→ **Stated problem**
Output every line of the data exactly as it appears.

[start Records supplied]

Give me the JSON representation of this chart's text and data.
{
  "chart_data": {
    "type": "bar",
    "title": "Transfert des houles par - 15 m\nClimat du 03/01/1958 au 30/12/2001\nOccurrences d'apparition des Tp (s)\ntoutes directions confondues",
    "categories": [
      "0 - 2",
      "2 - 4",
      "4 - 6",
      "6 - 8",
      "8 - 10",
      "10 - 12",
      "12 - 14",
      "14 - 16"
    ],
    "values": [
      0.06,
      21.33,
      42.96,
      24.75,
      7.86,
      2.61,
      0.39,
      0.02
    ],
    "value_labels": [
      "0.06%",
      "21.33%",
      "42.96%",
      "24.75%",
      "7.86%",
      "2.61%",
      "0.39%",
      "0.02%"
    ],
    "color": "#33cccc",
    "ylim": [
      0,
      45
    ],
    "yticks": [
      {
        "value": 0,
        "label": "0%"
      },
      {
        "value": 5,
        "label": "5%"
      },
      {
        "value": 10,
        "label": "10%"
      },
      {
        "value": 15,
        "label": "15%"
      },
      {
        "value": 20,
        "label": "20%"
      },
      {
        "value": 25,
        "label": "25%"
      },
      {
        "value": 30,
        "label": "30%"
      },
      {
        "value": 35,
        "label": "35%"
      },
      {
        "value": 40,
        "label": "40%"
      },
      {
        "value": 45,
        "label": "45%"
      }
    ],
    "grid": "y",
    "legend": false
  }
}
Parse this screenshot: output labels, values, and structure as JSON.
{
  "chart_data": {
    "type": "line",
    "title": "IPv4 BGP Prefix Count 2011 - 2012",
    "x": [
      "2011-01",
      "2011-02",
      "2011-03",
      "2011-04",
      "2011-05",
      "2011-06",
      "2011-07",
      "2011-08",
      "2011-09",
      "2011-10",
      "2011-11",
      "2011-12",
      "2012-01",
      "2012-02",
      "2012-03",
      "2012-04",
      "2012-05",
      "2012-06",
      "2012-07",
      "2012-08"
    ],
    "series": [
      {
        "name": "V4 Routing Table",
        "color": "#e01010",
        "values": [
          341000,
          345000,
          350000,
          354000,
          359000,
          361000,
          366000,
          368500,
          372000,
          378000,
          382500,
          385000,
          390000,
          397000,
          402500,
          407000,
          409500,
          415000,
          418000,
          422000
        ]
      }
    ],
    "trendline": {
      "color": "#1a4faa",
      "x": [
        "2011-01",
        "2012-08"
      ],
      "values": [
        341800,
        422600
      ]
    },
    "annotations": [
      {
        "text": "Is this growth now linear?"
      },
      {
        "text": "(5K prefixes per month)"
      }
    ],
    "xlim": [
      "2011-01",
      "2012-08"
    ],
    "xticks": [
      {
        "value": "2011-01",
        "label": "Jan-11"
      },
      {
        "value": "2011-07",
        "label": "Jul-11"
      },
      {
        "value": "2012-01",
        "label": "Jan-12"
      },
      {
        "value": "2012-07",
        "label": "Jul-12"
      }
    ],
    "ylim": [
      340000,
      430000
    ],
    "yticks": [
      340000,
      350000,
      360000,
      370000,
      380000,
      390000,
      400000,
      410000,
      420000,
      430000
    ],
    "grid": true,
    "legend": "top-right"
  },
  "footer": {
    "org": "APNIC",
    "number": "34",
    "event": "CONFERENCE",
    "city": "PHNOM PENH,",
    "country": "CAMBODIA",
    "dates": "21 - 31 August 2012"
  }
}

[end Records supplied]

→ **Solution to this exercise**
Give me the JSON representation of this chart's text and data.
{
  "chart_data": {
    "type": "bar",
    "title": "Transfert des houles par - 15 m\nClimat du 03/01/1958 au 30/12/2001\nOccurrences d'apparition des Tp (s)\ntoutes directions confondues",
    "categories": [
      "0 - 2",
      "2 - 4",
      "4 - 6",
      "6 - 8",
      "8 - 10",
      "10 - 12",
      "12 - 14",
      "14 - 16"
    ],
    "values": [
      0.06,
      21.33,
      42.96,
      24.75,
      7.86,
      2.61,
      0.39,
      0.02
    ],
    "value_labels": [
      "0.06%",
      "21.33%",
      "42.96%",
      "24.75%",
      "7.86%",
      "2.61%",
      "0.39%",
      "0.02%"
    ],
    "color": "#33cccc",
    "ylim": [
      0,
      45
    ],
    "yticks": [
      {
        "value": 0,
        "label": "0%"
      },
      {
        "value": 5,
        "label": "5%"
      },
      {
        "value": 10,
        "label": "10%"
      },
      {
        "value": 15,
        "label": "15%"
      },
      {
        "value": 20,
        "label": "20%"
      },
      {
        "value": 25,
        "label": "25%"
      },
      {
        "value": 30,
        "label": "30%"
      },
      {
        "value": 35,
        "label": "35%"
      },
      {
        "value": 40,
        "label": "40%"
      },
      {
        "value": 45,
        "label": "45%"
      }
    ],
    "grid": "y",
    "legend": false
  }
}
Parse this screenshot: output labels, values, and structure as JSON.
{
  "chart_data": {
    "type": "line",
    "title": "IPv4 BGP Prefix Count 2011 - 2012",
    "x": [
      "2011-01",
      "2011-02",
      "2011-03",
      "2011-04",
      "2011-05",
      "2011-06",
      "2011-07",
      "2011-08",
      "2011-09",
      "2011-10",
      "2011-11",
      "2011-12",
      "2012-01",
      "2012-02",
      "2012-03",
      "2012-04",
      "2012-05",
      "2012-06",
      "2012-07",
      "2012-08"
    ],
    "series": [
      {
        "name": "V4 Routing Table",
        "color": "#e01010",
        "values": [
          341000,
          345000,
          350000,
          354000,
          359000,
          361000,
          366000,
          368500,
          372000,
          378000,
          382500,
          385000,
          390000,
          397000,
          402500,
          407000,
          409500,
          415000,
          418000,
          422000
        ]
      }
    ],
    "trendline": {
      "color": "#1a4faa",
      "x": [
        "2011-01",
        "2012-08"
      ],
      "values": [
        341800,
        422600
      ]
    },
    "annotations": [
      {
        "text": "Is this growth now linear?"
      },
      {
        "text": "(5K prefixes per month)"
      }
    ],
    "xlim": [
      "2011-01",
      "2012-08"
    ],
    "xticks": [
      {
        "value": "2011-01",
        "label": "Jan-11"
      },
      {
        "value": "2011-07",
        "label": "Jul-11"
      },
      {
        "value": "2012-01",
        "label": "Jan-12"
      },
      {
        "value": "2012-07",
        "label": "Jul-12"
      }
    ],
    "ylim": [
      340000,
      430000
    ],
    "yticks": [
      340000,
      350000,
      360000,
      370000,
      380000,
      390000,
      400000,
      410000,
      420000,
      430000
    ],
    "grid": true,
    "legend": "top-right"
  },
  "footer": {
    "org": "APNIC",
    "number": "34",
    "event": "CONFERENCE",
    "city": "PHNOM PENH,",
    "country": "CAMBODIA",
    "dates": "21 - 31 August 2012"
  }
}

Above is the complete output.